• _Check your understanding_:
A. Could you copy the forum discussion about Dawkins and God's existence from the words "Wouldn't you agree" through the words "of this tendency.", substituting "mirage" for "hallucination"?
B. How would you resume the forum discussion about Dawkins and God's existence, picking up after its final post?
*** Opening Source document ***
What Dawkins realized is that no sensory data can ever provide evidence of God's existence. Therefore, God's existence isn't the kind of thing you can be tentative about. Being tentative means continuing to look at evidence and evaluate evidence, but if there's never any evidence, you can't be tentative. You can't be certain either, of course. So the question of God's existence is just incoherent.
"What Dawkins realized is that no sensory data can ever provide evidence of God's existence."
Given that this realization of his is a load of crap, it's safe to say it's just a weak justification for him to mask his certainty and inability to evaluate evidence so he can still hide behind "open to evidence" rhetoric that obviously does not apply to him. Quite sad for someone who claims to base beliefs on reason and evidence, but is nothing but an ideologue.
Wouldn't you agree that sensory data can only provide evidence of other sensory data? How could sensory data ever really point to something like God that transcends the physical senses?
As Dawkins noted, any sensory data that suggests God's presence might very well be a hallucination or a conjuring trick.
I think this is why theists often emphasize pure logic - because they realize you can't get material stuff to point to the immaterial. Your nickname "Legion of Logic" looks like an example of this tendency.
There's nothing to discuss, it's OBVIOUS atheism can lead to fanaticism and terrorism. It is a belief or specific position (and I'm not saying it's a "religious belief"), and depending on the person who's holding it and the extent to which they think atheism is both true and important, it can breed dangerous fanatics like any other belief system. There have been plenty of atheist shooters who have specifically targeted Christians and other religious people, because they believe religion is retarded, religious people are disgusting morons who make the world a worse place or are stunting progress, or condemn them, or what have you. What is left to debate?
*** Closing Source document ***
*** Opening Data for review ***
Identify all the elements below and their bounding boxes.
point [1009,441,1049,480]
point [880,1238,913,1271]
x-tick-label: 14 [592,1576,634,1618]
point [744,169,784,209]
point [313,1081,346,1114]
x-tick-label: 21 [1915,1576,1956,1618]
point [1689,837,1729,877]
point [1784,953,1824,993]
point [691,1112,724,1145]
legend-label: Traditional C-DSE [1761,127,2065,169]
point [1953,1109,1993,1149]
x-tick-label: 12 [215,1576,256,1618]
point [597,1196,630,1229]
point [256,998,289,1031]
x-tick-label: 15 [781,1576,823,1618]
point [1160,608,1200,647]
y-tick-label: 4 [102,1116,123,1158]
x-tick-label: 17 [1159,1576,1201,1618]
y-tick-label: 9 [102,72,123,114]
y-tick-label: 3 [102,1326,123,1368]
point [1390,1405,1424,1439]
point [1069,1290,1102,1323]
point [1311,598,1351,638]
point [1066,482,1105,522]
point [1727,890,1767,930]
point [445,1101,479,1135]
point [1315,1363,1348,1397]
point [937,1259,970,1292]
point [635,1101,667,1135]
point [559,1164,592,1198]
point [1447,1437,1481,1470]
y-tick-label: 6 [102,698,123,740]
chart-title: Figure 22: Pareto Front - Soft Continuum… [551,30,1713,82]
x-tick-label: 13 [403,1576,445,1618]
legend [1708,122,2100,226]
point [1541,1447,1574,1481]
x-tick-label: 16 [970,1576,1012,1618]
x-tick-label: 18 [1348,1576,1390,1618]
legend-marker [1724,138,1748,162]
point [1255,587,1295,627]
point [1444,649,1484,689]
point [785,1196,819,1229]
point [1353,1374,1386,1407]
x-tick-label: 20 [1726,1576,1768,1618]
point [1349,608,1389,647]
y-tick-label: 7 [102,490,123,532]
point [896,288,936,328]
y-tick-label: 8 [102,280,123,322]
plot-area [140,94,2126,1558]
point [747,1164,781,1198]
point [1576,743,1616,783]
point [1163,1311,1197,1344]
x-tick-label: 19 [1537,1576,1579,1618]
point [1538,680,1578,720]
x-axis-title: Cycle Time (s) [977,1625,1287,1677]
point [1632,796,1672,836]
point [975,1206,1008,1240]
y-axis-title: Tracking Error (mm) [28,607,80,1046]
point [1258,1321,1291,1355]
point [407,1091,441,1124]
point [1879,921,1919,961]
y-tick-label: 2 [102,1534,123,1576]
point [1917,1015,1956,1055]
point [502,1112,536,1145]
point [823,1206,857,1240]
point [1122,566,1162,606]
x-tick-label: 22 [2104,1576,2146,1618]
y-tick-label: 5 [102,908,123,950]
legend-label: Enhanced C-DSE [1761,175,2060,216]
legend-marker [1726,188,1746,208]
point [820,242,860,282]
*** Closing Data for review ***
• _Set of answers_:
A.
Wouldn't you agree that sensory data can only provide evidence of other sensory data? How could sensory data ever really point to something like God that transcends the physical senses?
As Dawkins noted, any sensory data that suggests God's presence might very well be a mirage or a conjuring trick.
I think this is why theists often emphasize pure logic - because they realize you can't get material stuff to point to the immaterial. Your nickname "Legion of Logic" looks like an example of this tendency.

B.
To say "but hey, atheism is actually a moderate position of simple unbelief, of tentative unbelief in the face of the lack of evidence!!! These people are by definition against atheism, they are extremists, they act like fundamentalists!" is to miss the point entirely. Many other groups can claim the same. Christianity, as understood not only by most christians but also by its institutions and its tradition, absolutely forbids terrorist attacks against innocent civilians. And we can very well say that the occasional lunatic asshole who commits terror acts in the name of Christianity (even though these are very rare, much more rare than what we see with, cough cough, the religion of peace, cough cough) is a bad Christian, does not understand Christianity, and is actually contrary to the true spirit of Christianity. But it's still what we commonly call a case of religious extremism, christian extremism, whatever. So what if we can say the same about atheist terrorists? Or atheist regimes who specifically persecuted churches, murdered priests and tried to forcefully instill religious non-belief in people? It's still what we'd call extremist atheism. Ironically, if someone says atheism can't cause extremism, it is itself rather ironic, kinda like "atheism is so good, so progressive, so amazing that it can never cause extremism, anything bad coming from it is a deviation from real atheism". Well, uh, okay.
Of course atheism can lead to fanaticism and terrorism. If someone says it can't: don't waste my time.
John: "Your nickname "Legion of Logic" looks like an example of this tendency."
I chose the moniker as my own idiotic joke sometime in the early 2000s. On a local newspaper forum I'd sometimes find myself getting a little too heated or overconfident (only to get soundly refuted), so I chose it mainly for the LoL abbreviation to remind myself every time I see it to not take myself so seriously in such discussions.
This is a huge stretch. The reason atheism could not possibly motivate violence is there are simply no tenet resulting from a lack of belief in a deity that one can purport to result into violence. Religious beliefs, on the other hand...
There are no tenets entailed by theism that can result in violence.